§ Task objective
Write out the whole of the material exactly.

-- start --

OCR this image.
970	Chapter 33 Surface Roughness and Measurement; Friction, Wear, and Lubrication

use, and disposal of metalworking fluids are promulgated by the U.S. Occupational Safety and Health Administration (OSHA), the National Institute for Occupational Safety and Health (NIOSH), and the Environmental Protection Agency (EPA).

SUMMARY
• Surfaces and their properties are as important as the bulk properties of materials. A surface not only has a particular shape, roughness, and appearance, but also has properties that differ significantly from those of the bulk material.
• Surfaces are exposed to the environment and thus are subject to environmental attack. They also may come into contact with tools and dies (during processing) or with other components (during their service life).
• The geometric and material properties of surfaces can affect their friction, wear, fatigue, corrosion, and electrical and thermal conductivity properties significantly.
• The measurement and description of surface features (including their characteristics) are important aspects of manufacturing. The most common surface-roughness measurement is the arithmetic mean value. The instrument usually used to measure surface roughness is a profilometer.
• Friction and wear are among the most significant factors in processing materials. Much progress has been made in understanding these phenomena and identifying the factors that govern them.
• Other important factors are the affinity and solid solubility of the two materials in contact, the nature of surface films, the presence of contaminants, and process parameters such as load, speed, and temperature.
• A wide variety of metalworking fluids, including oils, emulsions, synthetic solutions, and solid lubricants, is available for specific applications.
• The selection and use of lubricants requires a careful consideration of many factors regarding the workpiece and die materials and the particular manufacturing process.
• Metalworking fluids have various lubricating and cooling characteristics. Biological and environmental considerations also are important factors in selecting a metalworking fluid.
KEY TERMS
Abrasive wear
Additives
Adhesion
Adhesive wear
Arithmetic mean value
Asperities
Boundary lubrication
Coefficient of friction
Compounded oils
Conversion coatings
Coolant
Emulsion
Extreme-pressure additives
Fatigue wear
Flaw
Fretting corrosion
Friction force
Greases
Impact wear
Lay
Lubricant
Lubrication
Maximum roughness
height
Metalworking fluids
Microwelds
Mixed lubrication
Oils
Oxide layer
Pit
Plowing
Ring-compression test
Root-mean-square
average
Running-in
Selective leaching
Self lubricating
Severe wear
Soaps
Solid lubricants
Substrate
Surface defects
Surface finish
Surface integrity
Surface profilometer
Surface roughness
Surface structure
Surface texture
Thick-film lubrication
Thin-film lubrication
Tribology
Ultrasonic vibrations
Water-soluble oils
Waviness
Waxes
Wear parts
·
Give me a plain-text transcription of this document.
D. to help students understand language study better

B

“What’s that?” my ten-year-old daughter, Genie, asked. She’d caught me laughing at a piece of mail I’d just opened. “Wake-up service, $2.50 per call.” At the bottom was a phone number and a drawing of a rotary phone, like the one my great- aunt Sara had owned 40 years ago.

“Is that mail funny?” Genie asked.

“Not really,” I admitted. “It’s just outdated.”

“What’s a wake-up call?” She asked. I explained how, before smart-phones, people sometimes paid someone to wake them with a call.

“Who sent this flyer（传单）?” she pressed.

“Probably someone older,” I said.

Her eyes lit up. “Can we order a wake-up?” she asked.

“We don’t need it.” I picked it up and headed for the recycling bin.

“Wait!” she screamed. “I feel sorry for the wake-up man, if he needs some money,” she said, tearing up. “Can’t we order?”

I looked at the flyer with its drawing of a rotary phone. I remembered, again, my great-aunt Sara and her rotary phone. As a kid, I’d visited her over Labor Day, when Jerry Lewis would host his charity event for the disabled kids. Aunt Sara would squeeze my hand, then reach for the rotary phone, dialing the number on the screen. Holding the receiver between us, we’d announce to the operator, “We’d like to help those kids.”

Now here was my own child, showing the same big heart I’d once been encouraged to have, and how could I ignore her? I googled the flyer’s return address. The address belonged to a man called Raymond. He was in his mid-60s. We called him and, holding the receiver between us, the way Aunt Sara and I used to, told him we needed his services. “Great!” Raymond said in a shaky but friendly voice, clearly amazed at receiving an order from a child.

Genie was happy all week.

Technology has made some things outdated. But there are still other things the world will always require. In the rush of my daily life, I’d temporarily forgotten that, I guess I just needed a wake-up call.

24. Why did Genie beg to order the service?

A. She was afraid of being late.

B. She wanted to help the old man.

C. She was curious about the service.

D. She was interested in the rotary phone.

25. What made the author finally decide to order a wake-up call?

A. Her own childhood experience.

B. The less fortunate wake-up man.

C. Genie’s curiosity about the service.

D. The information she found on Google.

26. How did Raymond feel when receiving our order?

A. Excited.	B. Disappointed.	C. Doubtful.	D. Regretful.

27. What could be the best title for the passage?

-- end --

§ Full answer
OCR this image.
970	Chapter 33 Surface Roughness and Measurement; Friction, Wear, and Lubrication

use, and disposal of metalworking fluids are promulgated by the U.S. Occupational Safety and Health Administration (OSHA), the National Institute for Occupational Safety and Health (NIOSH), and the Environmental Protection Agency (EPA).

SUMMARY
• Surfaces and their properties are as important as the bulk properties of materials. A surface not only has a particular shape, roughness, and appearance, but also has properties that differ significantly from those of the bulk material.
• Surfaces are exposed to the environment and thus are subject to environmental attack. They also may come into contact with tools and dies (during processing) or with other components (during their service life).
• The geometric and material properties of surfaces can affect their friction, wear, fatigue, corrosion, and electrical and thermal conductivity properties significantly.
• The measurement and description of surface features (including their characteristics) are important aspects of manufacturing. The most common surface-roughness measurement is the arithmetic mean value. The instrument usually used to measure surface roughness is a profilometer.
• Friction and wear are among the most significant factors in processing materials. Much progress has been made in understanding these phenomena and identifying the factors that govern them.
• Other important factors are the affinity and solid solubility of the two materials in contact, the nature of surface films, the presence of contaminants, and process parameters such as load, speed, and temperature.
• A wide variety of metalworking fluids, including oils, emulsions, synthetic solutions, and solid lubricants, is available for specific applications.
• The selection and use of lubricants requires a careful consideration of many factors regarding the workpiece and die materials and the particular manufacturing process.
• Metalworking fluids have various lubricating and cooling characteristics. Biological and environmental considerations also are important factors in selecting a metalworking fluid.
KEY TERMS
Abrasive wear
Additives
Adhesion
Adhesive wear
Arithmetic mean value
Asperities
Boundary lubrication
Coefficient of friction
Compounded oils
Conversion coatings
Coolant
Emulsion
Extreme-pressure additives
Fatigue wear
Flaw
Fretting corrosion
Friction force
Greases
Impact wear
Lay
Lubricant
Lubrication
Maximum roughness
height
Metalworking fluids
Microwelds
Mixed lubrication
Oils
Oxide layer
Pit
Plowing
Ring-compression test
Root-mean-square
average
Running-in
Selective leaching
Self lubricating
Severe wear
Soaps
Solid lubricants
Substrate
Surface defects
Surface finish
Surface integrity
Surface profilometer
Surface roughness
Surface structure
Surface texture
Thick-film lubrication
Thin-film lubrication
Tribology
Ultrasonic vibrations
Water-soluble oils
Waviness
Waxes
Wear parts
·
Give me a plain-text transcription of this document.
D. to help students understand language study better

B

“What’s that?” my ten-year-old daughter, Genie, asked. She’d caught me laughing at a piece of mail I’d just opened. “Wake-up service, $2.50 per call.” At the bottom was a phone number and a drawing of a rotary phone, like the one my great- aunt Sara had owned 40 years ago.

“Is that mail funny?” Genie asked.

“Not really,” I admitted. “It’s just outdated.”

“What’s a wake-up call?” She asked. I explained how, before smart-phones, people sometimes paid someone to wake them with a call.

“Who sent this flyer（传单）?” she pressed.

“Probably someone older,” I said.

Her eyes lit up. “Can we order a wake-up?” she asked.

“We don’t need it.” I picked it up and headed for the recycling bin.

“Wait!” she screamed. “I feel sorry for the wake-up man, if he needs some money,” she said, tearing up. “Can’t we order?”

I looked at the flyer with its drawing of a rotary phone. I remembered, again, my great-aunt Sara and her rotary phone. As a kid, I’d visited her over Labor Day, when Jerry Lewis would host his charity event for the disabled kids. Aunt Sara would squeeze my hand, then reach for the rotary phone, dialing the number on the screen. Holding the receiver between us, we’d announce to the operator, “We’d like to help those kids.”

Now here was my own child, showing the same big heart I’d once been encouraged to have, and how could I ignore her? I googled the flyer’s return address. The address belonged to a man called Raymond. He was in his mid-60s. We called him and, holding the receiver between us, the way Aunt Sara and I used to, told him we needed his services. “Great!” Raymond said in a shaky but friendly voice, clearly amazed at receiving an order from a child.

Genie was happy all week.

Technology has made some things outdated. But there are still other things the world will always require. In the rush of my daily life, I’d temporarily forgotten that, I guess I just needed a wake-up call.

24. Why did Genie beg to order the service?

A. She was afraid of being late.

B. She wanted to help the old man.

C. She was curious about the service.

D. She was interested in the rotary phone.

25. What made the author finally decide to order a wake-up call?

A. Her own childhood experience.

B. The less fortunate wake-up man.

C. Genie’s curiosity about the service.

D. The information she found on Google.

26. How did Raymond feel when receiving our order?

A. Excited.	B. Disappointed.	C. Doubtful.	D. Regretful.

27. What could be the best title for the passage?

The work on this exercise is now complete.